> _Set exercise_:
Retype the material in full, keeping every word the same.

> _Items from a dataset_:
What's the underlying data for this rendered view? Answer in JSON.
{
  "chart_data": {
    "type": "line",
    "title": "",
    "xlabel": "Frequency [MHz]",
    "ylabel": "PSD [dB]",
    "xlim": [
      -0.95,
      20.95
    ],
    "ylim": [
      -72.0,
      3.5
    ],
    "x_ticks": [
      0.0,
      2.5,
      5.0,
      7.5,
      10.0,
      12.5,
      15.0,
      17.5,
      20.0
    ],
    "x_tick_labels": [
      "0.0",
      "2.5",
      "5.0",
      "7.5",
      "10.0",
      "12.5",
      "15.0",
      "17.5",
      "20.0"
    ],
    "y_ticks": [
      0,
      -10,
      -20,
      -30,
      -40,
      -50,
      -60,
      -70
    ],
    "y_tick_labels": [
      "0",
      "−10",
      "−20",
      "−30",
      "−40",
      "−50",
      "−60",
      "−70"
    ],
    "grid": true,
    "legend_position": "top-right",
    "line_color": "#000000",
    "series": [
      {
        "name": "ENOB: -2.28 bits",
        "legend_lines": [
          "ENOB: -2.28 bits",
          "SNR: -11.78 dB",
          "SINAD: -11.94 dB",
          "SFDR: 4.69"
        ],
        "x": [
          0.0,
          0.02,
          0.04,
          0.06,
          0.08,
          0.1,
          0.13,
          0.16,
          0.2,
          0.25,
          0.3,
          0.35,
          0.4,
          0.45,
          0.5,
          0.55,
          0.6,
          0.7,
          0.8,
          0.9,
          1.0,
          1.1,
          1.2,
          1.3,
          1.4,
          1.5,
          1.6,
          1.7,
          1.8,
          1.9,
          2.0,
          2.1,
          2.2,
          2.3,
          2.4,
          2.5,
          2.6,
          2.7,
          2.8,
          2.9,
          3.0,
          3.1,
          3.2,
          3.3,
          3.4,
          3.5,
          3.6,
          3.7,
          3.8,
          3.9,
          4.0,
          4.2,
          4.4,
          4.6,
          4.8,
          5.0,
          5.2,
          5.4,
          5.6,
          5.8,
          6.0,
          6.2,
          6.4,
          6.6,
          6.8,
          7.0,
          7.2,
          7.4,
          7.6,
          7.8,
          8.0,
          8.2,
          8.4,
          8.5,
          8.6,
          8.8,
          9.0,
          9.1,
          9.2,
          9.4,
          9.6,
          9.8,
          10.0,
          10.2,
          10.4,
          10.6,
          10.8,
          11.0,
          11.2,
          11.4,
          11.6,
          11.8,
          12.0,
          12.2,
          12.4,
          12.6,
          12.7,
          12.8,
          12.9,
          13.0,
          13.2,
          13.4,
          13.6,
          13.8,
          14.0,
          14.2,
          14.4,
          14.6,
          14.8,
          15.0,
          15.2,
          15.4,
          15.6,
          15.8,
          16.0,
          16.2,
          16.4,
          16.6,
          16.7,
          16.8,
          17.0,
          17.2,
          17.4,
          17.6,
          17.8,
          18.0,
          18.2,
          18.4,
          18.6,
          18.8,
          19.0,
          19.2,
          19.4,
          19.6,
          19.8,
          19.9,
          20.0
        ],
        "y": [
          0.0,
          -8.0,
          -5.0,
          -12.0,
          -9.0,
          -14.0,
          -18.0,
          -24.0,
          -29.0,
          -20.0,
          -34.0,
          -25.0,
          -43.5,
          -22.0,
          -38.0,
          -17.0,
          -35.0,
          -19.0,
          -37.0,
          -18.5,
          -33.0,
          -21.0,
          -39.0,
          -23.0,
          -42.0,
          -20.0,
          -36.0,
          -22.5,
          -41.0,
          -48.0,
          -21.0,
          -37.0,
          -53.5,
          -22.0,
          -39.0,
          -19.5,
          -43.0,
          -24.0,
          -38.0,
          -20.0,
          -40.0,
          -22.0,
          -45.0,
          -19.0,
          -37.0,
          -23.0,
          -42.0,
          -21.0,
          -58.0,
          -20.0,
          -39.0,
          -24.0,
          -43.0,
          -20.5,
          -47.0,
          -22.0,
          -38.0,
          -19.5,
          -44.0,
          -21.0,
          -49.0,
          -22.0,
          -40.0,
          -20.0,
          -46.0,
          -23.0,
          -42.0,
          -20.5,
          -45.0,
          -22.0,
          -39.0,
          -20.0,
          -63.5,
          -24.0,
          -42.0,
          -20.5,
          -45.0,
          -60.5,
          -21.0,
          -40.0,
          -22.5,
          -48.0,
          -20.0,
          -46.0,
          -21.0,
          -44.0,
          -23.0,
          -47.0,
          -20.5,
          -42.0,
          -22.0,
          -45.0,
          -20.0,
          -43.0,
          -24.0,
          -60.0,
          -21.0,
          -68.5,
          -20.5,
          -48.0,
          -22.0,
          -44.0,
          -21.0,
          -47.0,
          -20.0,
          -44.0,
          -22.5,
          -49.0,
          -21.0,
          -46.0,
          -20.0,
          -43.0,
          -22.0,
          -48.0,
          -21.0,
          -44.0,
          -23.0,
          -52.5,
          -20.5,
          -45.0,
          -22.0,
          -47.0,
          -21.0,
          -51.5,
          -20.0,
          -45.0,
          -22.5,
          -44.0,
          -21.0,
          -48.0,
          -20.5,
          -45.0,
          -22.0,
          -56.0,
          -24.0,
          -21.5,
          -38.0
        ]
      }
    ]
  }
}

> _Right answer_:
What's the underlying data for this rendered view? Answer in JSON.
{
  "chart_data": {
    "type": "line",
    "title": "",
    "xlabel": "Frequency [MHz]",
    "ylabel": "PSD [dB]",
    "xlim": [
      -0.95,
      20.95
    ],
    "ylim": [
      -72.0,
      3.5
    ],
    "x_ticks": [
      0.0,
      2.5,
      5.0,
      7.5,
      10.0,
      12.5,
      15.0,
      17.5,
      20.0
    ],
    "x_tick_labels": [
      "0.0",
      "2.5",
      "5.0",
      "7.5",
      "10.0",
      "12.5",
      "15.0",
      "17.5",
      "20.0"
    ],
    "y_ticks": [
      0,
      -10,
      -20,
      -30,
      -40,
      -50,
      -60,
      -70
    ],
    "y_tick_labels": [
      "0",
      "−10",
      "−20",
      "−30",
      "−40",
      "−50",
      "−60",
      "−70"
    ],
    "grid": true,
    "legend_position": "top-right",
    "line_color": "#000000",
    "series": [
      {
        "name": "ENOB: -2.28 bits",
        "legend_lines": [
          "ENOB: -2.28 bits",
          "SNR: -11.78 dB",
          "SINAD: -11.94 dB",
          "SFDR: 4.69"
        ],
        "x": [
          0.0,
          0.02,
          0.04,
          0.06,
          0.08,
          0.1,
          0.13,
          0.16,
          0.2,
          0.25,
          0.3,
          0.35,
          0.4,
          0.45,
          0.5,
          0.55,
          0.6,
          0.7,
          0.8,
          0.9,
          1.0,
          1.1,
          1.2,
          1.3,
          1.4,
          1.5,
          1.6,
          1.7,
          1.8,
          1.9,
          2.0,
          2.1,
          2.2,
          2.3,
          2.4,
          2.5,
          2.6,
          2.7,
          2.8,
          2.9,
          3.0,
          3.1,
          3.2,
          3.3,
          3.4,
          3.5,
          3.6,
          3.7,
          3.8,
          3.9,
          4.0,
          4.2,
          4.4,
          4.6,
          4.8,
          5.0,
          5.2,
          5.4,
          5.6,
          5.8,
          6.0,
          6.2,
          6.4,
          6.6,
          6.8,
          7.0,
          7.2,
          7.4,
          7.6,
          7.8,
          8.0,
          8.2,
          8.4,
          8.5,
          8.6,
          8.8,
          9.0,
          9.1,
          9.2,
          9.4,
          9.6,
          9.8,
          10.0,
          10.2,
          10.4,
          10.6,
          10.8,
          11.0,
          11.2,
          11.4,
          11.6,
          11.8,
          12.0,
          12.2,
          12.4,
          12.6,
          12.7,
          12.8,
          12.9,
          13.0,
          13.2,
          13.4,
          13.6,
          13.8,
          14.0,
          14.2,
          14.4,
          14.6,
          14.8,
          15.0,
          15.2,
          15.4,
          15.6,
          15.8,
          16.0,
          16.2,
          16.4,
          16.6,
          16.7,
          16.8,
          17.0,
          17.2,
          17.4,
          17.6,
          17.8,
          18.0,
          18.2,
          18.4,
          18.6,
          18.8,
          19.0,
          19.2,
          19.4,
          19.6,
          19.8,
          19.9,
          20.0
        ],
        "y": [
          0.0,
          -8.0,
          -5.0,
          -12.0,
          -9.0,
          -14.0,
          -18.0,
          -24.0,
          -29.0,
          -20.0,
          -34.0,
          -25.0,
          -43.5,
          -22.0,
          -38.0,
          -17.0,
          -35.0,
          -19.0,
          -37.0,
          -18.5,
          -33.0,
          -21.0,
          -39.0,
          -23.0,
          -42.0,
          -20.0,
          -36.0,
          -22.5,
          -41.0,
          -48.0,
          -21.0,
          -37.0,
          -53.5,
          -22.0,
          -39.0,
          -19.5,
          -43.0,
          -24.0,
          -38.0,
          -20.0,
          -40.0,
          -22.0,
          -45.0,
          -19.0,
          -37.0,
          -23.0,
          -42.0,
          -21.0,
          -58.0,
          -20.0,
          -39.0,
          -24.0,
          -43.0,
          -20.5,
          -47.0,
          -22.0,
          -38.0,
          -19.5,
          -44.0,
          -21.0,
          -49.0,
          -22.0,
          -40.0,
          -20.0,
          -46.0,
          -23.0,
          -42.0,
          -20.5,
          -45.0,
          -22.0,
          -39.0,
          -20.0,
          -63.5,
          -24.0,
          -42.0,
          -20.5,
          -45.0,
          -60.5,
          -21.0,
          -40.0,
          -22.5,
          -48.0,
          -20.0,
          -46.0,
          -21.0,
          -44.0,
          -23.0,
          -47.0,
          -20.5,
          -42.0,
          -22.0,
          -45.0,
          -20.0,
          -43.0,
          -24.0,
          -60.0,
          -21.0,
          -68.5,
          -20.5,
          -48.0,
          -22.0,
          -44.0,
          -21.0,
          -47.0,
          -20.0,
          -44.0,
          -22.5,
          -49.0,
          -21.0,
          -46.0,
          -20.0,
          -43.0,
          -22.0,
          -48.0,
          -21.0,
          -44.0,
          -23.0,
          -52.5,
          -20.5,
          -45.0,
          -22.0,
          -47.0,
          -21.0,
          -51.5,
          -20.0,
          -45.0,
          -22.5,
          -44.0,
          -21.0,
          -48.0,
          -20.5,
          -45.0,
          -22.0,
          -56.0,
          -24.0,
          -21.5,
          -38.0
        ]
      }
    ]
  }
}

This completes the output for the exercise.